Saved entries
####
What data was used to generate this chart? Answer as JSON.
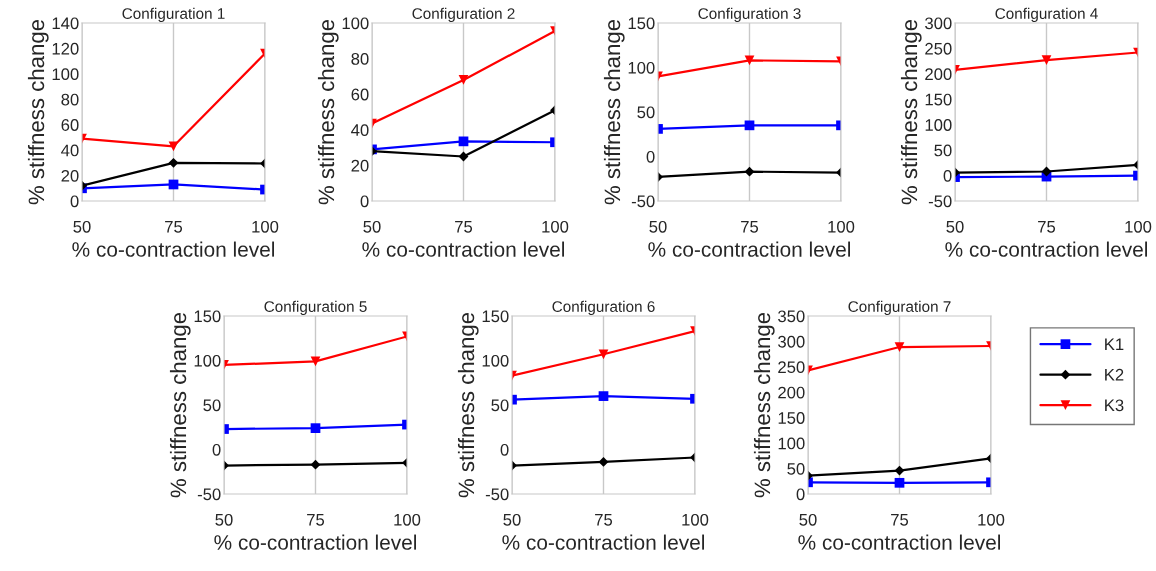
{
  "chart_data": [
    {
      "type": "line",
      "title": "Configuration 1",
      "xlabel": "% co-contraction level",
      "ylabel": "% stiffness change",
      "x": [
        50,
        75,
        100
      ],
      "xlim": [
        50,
        100
      ],
      "xticks": [
        50,
        75,
        100
      ],
      "ylim": [
        0,
        140
      ],
      "yticks": [
        0,
        20,
        40,
        60,
        80,
        100,
        120,
        140
      ],
      "grid": "x",
      "legend": false,
      "series": [
        {
          "color": "#0000ff",
          "marker": "square",
          "values": [
            10,
            13,
            9
          ]
        },
        {
          "color": "#000000",
          "marker": "diamond",
          "values": [
            12,
            30,
            29.5
          ]
        },
        {
          "color": "#ff0000",
          "marker": "triangle",
          "values": [
            49,
            43,
            116
          ]
        }
      ]
    },
    {
      "type": "line",
      "title": "Configuration 2",
      "xlabel": "% co-contraction level",
      "ylabel": "% stiffness change",
      "x": [
        50,
        75,
        100
      ],
      "xlim": [
        50,
        100
      ],
      "xticks": [
        50,
        75,
        100
      ],
      "ylim": [
        0,
        100
      ],
      "yticks": [
        0,
        20,
        40,
        60,
        80,
        100
      ],
      "grid": "x",
      "legend": false,
      "series": [
        {
          "color": "#0000ff",
          "marker": "square",
          "values": [
            29,
            33.5,
            33
          ]
        },
        {
          "color": "#000000",
          "marker": "diamond",
          "values": [
            28,
            25,
            51
          ]
        },
        {
          "color": "#ff0000",
          "marker": "triangle",
          "values": [
            43.5,
            68,
            95.5
          ]
        }
      ]
    },
    {
      "type": "line",
      "title": "Configuration 3",
      "xlabel": "% co-contraction level",
      "ylabel": "% stiffness change",
      "x": [
        50,
        75,
        100
      ],
      "xlim": [
        50,
        100
      ],
      "xticks": [
        50,
        75,
        100
      ],
      "ylim": [
        -50,
        150
      ],
      "yticks": [
        -50,
        0,
        50,
        100,
        150
      ],
      "grid": "x",
      "legend": false,
      "series": [
        {
          "color": "#0000ff",
          "marker": "square",
          "values": [
            31,
            35,
            35
          ]
        },
        {
          "color": "#000000",
          "marker": "diamond",
          "values": [
            -23,
            -17,
            -18
          ]
        },
        {
          "color": "#ff0000",
          "marker": "triangle",
          "values": [
            90,
            108,
            107
          ]
        }
      ]
    },
    {
      "type": "line",
      "title": "Configuration 4",
      "xlabel": "% co-contraction level",
      "ylabel": "% stiffness change",
      "x": [
        50,
        75,
        100
      ],
      "xlim": [
        50,
        100
      ],
      "xticks": [
        50,
        75,
        100
      ],
      "ylim": [
        -50,
        300
      ],
      "yticks": [
        -50,
        0,
        50,
        100,
        150,
        200,
        250,
        300
      ],
      "grid": "x",
      "legend": false,
      "series": [
        {
          "color": "#0000ff",
          "marker": "square",
          "values": [
            -3,
            -2,
            0
          ]
        },
        {
          "color": "#000000",
          "marker": "diamond",
          "values": [
            6,
            8,
            21
          ]
        },
        {
          "color": "#ff0000",
          "marker": "triangle",
          "values": [
            208,
            227,
            242
          ]
        }
      ]
    },
    {
      "type": "line",
      "title": "Configuration 5",
      "xlabel": "% co-contraction level",
      "ylabel": "% stiffness change",
      "x": [
        50,
        75,
        100
      ],
      "xlim": [
        50,
        100
      ],
      "xticks": [
        50,
        75,
        100
      ],
      "ylim": [
        -50,
        150
      ],
      "yticks": [
        -50,
        0,
        50,
        100,
        150
      ],
      "grid": "x",
      "legend": false,
      "series": [
        {
          "color": "#0000ff",
          "marker": "square",
          "values": [
            23,
            24,
            28
          ]
        },
        {
          "color": "#000000",
          "marker": "diamond",
          "values": [
            -18,
            -17,
            -15
          ]
        },
        {
          "color": "#ff0000",
          "marker": "triangle",
          "values": [
            95,
            99,
            127
          ]
        }
      ]
    },
    {
      "type": "line",
      "title": "Configuration 6",
      "xlabel": "% co-contraction level",
      "ylabel": "% stiffness change",
      "x": [
        50,
        75,
        100
      ],
      "xlim": [
        50,
        100
      ],
      "xticks": [
        50,
        75,
        100
      ],
      "ylim": [
        -50,
        150
      ],
      "yticks": [
        -50,
        0,
        50,
        100,
        150
      ],
      "grid": "x",
      "legend": false,
      "series": [
        {
          "color": "#0000ff",
          "marker": "square",
          "values": [
            56,
            60,
            57
          ]
        },
        {
          "color": "#000000",
          "marker": "diamond",
          "values": [
            -18,
            -14,
            -9
          ]
        },
        {
          "color": "#ff0000",
          "marker": "triangle",
          "values": [
            83,
            107,
            133
          ]
        }
      ]
    },
    {
      "type": "line",
      "title": "Configuration 7",
      "xlabel": "% co-contraction level",
      "ylabel": "% stiffness change",
      "x": [
        50,
        75,
        100
      ],
      "xlim": [
        50,
        100
      ],
      "xticks": [
        50,
        75,
        100
      ],
      "ylim": [
        0,
        350
      ],
      "yticks": [
        0,
        50,
        100,
        150,
        200,
        250,
        300,
        350
      ],
      "grid": "x",
      "legend": "right",
      "series": [
        {
          "name": "K1",
          "color": "#0000ff",
          "marker": "square",
          "values": [
            23,
            22,
            23
          ]
        },
        {
          "name": "K2",
          "color": "#000000",
          "marker": "diamond",
          "values": [
            36,
            46,
            70
          ]
        },
        {
          "name": "K3",
          "color": "#ff0000",
          "marker": "triangle",
          "values": [
            243,
            289,
            291
          ]
        }
      ]
    }
  ]
}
####
WHAT TO WORK ON
Return all the entries word for word, but omit any pictures they contain.

ANSWER TO THIS PROBLEM
What data was used to generate this chart? Answer as JSON.
{
  "chart_data": [
    {
      "type": "line",
      "title": "Configuration 1",
      "xlabel": "% co-contraction level",
      "ylabel": "% stiffness change",
      "x": [
        50,
        75,
        100
      ],
      "xlim": [
        50,
        100
      ],
      "xticks": [
        50,
        75,
        100
      ],
      "ylim": [
        0,
        140
      ],
      "yticks": [
        0,
        20,
        40,
        60,
        80,
        100,
        120,
        140
      ],
      "grid": "x",
      "legend": false,
      "series": [
        {
          "color": "#0000ff",
          "marker": "square",
          "values": [
            10,
            13,
            9
          ]
        },
        {
          "color": "#000000",
          "marker": "diamond",
          "values": [
            12,
            30,
            29.5
          ]
        },
        {
          "color": "#ff0000",
          "marker": "triangle",
          "values": [
            49,
            43,
            116
          ]
        }
      ]
    },
    {
      "type": "line",
      "title": "Configuration 2",
      "xlabel": "% co-contraction level",
      "ylabel": "% stiffness change",
      "x": [
        50,
        75,
        100
      ],
      "xlim": [
        50,
        100
      ],
      "xticks": [
        50,
        75,
        100
      ],
      "ylim": [
        0,
        100
      ],
      "yticks": [
        0,
        20,
        40,
        60,
        80,
        100
      ],
      "grid": "x",
      "legend": false,
      "series": [
        {
          "color": "#0000ff",
          "marker": "square",
          "values": [
            29,
            33.5,
            33
          ]
        },
        {
          "color": "#000000",
          "marker": "diamond",
          "values": [
            28,
            25,
            51
          ]
        },
        {
          "color": "#ff0000",
          "marker": "triangle",
          "values": [
            43.5,
            68,
            95.5
          ]
        }
      ]
    },
    {
      "type": "line",
      "title": "Configuration 3",
      "xlabel": "% co-contraction level",
      "ylabel": "% stiffness change",
      "x": [
        50,
        75,
        100
      ],
      "xlim": [
        50,
        100
      ],
      "xticks": [
        50,
        75,
        100
      ],
      "ylim": [
        -50,
        150
      ],
      "yticks": [
        -50,
        0,
        50,
        100,
        150
      ],
      "grid": "x",
      "legend": false,
      "series": [
        {
          "color": "#0000ff",
          "marker": "square",
          "values": [
            31,
            35,
            35
          ]
        },
        {
          "color": "#000000",
          "marker": "diamond",
          "values": [
            -23,
            -17,
            -18
          ]
        },
        {
          "color": "#ff0000",
          "marker": "triangle",
          "values": [
            90,
            108,
            107
          ]
        }
      ]
    },
    {
      "type": "line",
      "title": "Configuration 4",
      "xlabel": "% co-contraction level",
      "ylabel": "% stiffness change",
      "x": [
        50,
        75,
        100
      ],
      "xlim": [
        50,
        100
      ],
      "xticks": [
        50,
        75,
        100
      ],
      "ylim": [
        -50,
        300
      ],
      "yticks": [
        -50,
        0,
        50,
        100,
        150,
        200,
        250,
        300
      ],
      "grid": "x",
      "legend": false,
      "series": [
        {
          "color": "#0000ff",
          "marker": "square",
          "values": [
            -3,
            -2,
            0
          ]
        },
        {
          "color": "#000000",
          "marker": "diamond",
          "values": [
            6,
            8,
            21
          ]
        },
        {
          "color": "#ff0000",
          "marker": "triangle",
          "values": [
            208,
            227,
            242
          ]
        }
      ]
    },
    {
      "type": "line",
      "title": "Configuration 5",
      "xlabel": "% co-contraction level",
      "ylabel": "% stiffness change",
      "x": [
        50,
        75,
        100
      ],
      "xlim": [
        50,
        100
      ],
      "xticks": [
        50,
        75,
        100
      ],
      "ylim": [
        -50,
        150
      ],
      "yticks": [
        -50,
        0,
        50,
        100,
        150
      ],
      "grid": "x",
      "legend": false,
      "series": [
        {
          "color": "#0000ff",
          "marker": "square",
          "values": [
            23,
            24,
            28
          ]
        },
        {
          "color": "#000000",
          "marker": "diamond",
          "values": [
            -18,
            -17,
            -15
          ]
        },
        {
          "color": "#ff0000",
          "marker": "triangle",
          "values": [
            95,
            99,
            127
          ]
        }
      ]
    },
    {
      "type": "line",
      "title": "Configuration 6",
      "xlabel": "% co-contraction level",
      "ylabel": "% stiffness change",
      "x": [
        50,
        75,
        100
      ],
      "xlim": [
        50,
        100
      ],
      "xticks": [
        50,
        75,
        100
      ],
      "ylim": [
        -50,
        150
      ],
      "yticks": [
        -50,
        0,
        50,
        100,
        150
      ],
      "grid": "x",
      "legend": false,
      "series": [
        {
          "color": "#0000ff",
          "marker": "square",
          "values": [
            56,
            60,
            57
          ]
        },
        {
          "color": "#000000",
          "marker": "diamond",
          "values": [
            -18,
            -14,
            -9
          ]
        },
        {
          "color": "#ff0000",
          "marker": "triangle",
          "values": [
            83,
            107,
            133
          ]
        }
      ]
    },
    {
      "type": "line",
      "title": "Configuration 7",
      "xlabel": "% co-contraction level",
      "ylabel": "% stiffness change",
      "x": [
        50,
        75,
        100
      ],
      "xlim": [
        50,
        100
      ],
      "xticks": [
        50,
        75,
        100
      ],
      "ylim": [
        0,
        350
      ],
      "yticks": [
        0,
        50,
        100,
        150,
        200,
        250,
        300,
        350
      ],
      "grid": "x",
      "legend": "right",
      "series": [
        {
          "name": "K1",
          "color": "#0000ff",
          "marker": "square",
          "values": [
            23,
            22,
            23
          ]
        },
        {
          "name": "K2",
          "color": "#000000",
          "marker": "diamond",
          "values": [
            36,
            46,
            70
          ]
        },
        {
          "name": "K3",
          "color": "#ff0000",
          "marker": "triangle",
          "values": [
            243,
            289,
            291
          ]
        }
      ]
    }
  ]
}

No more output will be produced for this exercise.